AIM OF THE TASK - Exactly reproduce each line of the listing that follows.

EXERCISE INPUTS -
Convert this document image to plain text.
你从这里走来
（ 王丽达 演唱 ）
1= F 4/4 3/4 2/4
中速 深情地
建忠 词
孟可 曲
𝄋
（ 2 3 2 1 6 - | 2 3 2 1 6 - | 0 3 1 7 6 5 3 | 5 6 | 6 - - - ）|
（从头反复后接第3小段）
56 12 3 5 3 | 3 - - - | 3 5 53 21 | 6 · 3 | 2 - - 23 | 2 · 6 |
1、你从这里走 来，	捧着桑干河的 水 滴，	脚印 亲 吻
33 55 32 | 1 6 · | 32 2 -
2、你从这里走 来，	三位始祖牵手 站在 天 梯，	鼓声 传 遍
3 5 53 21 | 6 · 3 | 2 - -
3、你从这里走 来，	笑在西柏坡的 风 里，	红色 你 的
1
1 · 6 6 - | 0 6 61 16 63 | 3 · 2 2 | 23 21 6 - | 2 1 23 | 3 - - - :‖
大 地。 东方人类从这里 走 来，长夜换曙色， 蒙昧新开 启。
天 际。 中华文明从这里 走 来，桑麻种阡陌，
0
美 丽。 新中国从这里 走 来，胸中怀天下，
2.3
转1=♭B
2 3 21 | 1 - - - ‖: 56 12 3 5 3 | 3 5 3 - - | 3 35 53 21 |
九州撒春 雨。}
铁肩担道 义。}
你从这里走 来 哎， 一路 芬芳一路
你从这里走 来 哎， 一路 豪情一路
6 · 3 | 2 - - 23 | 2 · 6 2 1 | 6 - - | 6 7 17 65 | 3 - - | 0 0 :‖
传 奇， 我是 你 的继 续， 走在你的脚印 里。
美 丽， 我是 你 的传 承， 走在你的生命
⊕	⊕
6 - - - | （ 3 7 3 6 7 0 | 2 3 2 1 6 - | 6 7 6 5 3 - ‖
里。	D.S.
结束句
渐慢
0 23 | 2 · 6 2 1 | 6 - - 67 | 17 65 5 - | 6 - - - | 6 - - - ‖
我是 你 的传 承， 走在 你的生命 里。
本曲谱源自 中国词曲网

FINISHED TASK -
Convert this document image to plain text.
你从这里走来
（ 王丽达 演唱 ）
1= F 4/4 3/4 2/4
中速 深情地
建忠 词
孟可 曲
𝄋
（ 2 3 2 1 6 - | 2 3 2 1 6 - | 0 3 1 7 6 5 3 | 5 6 | 6 - - - ）|
（从头反复后接第3小段）
56 12 3 5 3 | 3 - - - | 3 5 53 21 | 6 · 3 | 2 - - 23 | 2 · 6 |
1、你从这里走 来，	捧着桑干河的 水 滴，	脚印 亲 吻
33 55 32 | 1 6 · | 32 2 -
2、你从这里走 来，	三位始祖牵手 站在 天 梯，	鼓声 传 遍
3 5 53 21 | 6 · 3 | 2 - -
3、你从这里走 来，	笑在西柏坡的 风 里，	红色 你 的
1
1 · 6 6 - | 0 6 61 16 63 | 3 · 2 2 | 23 21 6 - | 2 1 23 | 3 - - - :‖
大 地。 东方人类从这里 走 来，长夜换曙色， 蒙昧新开 启。
天 际。 中华文明从这里 走 来，桑麻种阡陌，
0
美 丽。 新中国从这里 走 来，胸中怀天下，
2.3
转1=♭B
2 3 21 | 1 - - - ‖: 56 12 3 5 3 | 3 5 3 - - | 3 35 53 21 |
九州撒春 雨。}
铁肩担道 义。}
你从这里走 来 哎， 一路 芬芳一路
你从这里走 来 哎， 一路 豪情一路
6 · 3 | 2 - - 23 | 2 · 6 2 1 | 6 - - | 6 7 17 65 | 3 - - | 0 0 :‖
传 奇， 我是 你 的继 续， 走在你的脚印 里。
美 丽， 我是 你 的传 承， 走在你的生命
⊕	⊕
6 - - - | （ 3 7 3 6 7 0 | 2 3 2 1 6 - | 6 7 6 5 3 - ‖
里。	D.S.
结束句
渐慢
0 23 | 2 · 6 2 1 | 6 - - 67 | 17 65 5 - | 6 - - - | 6 - - - ‖
我是 你 的传 承， 走在 你的生命 里。
本曲谱源自 中国词曲网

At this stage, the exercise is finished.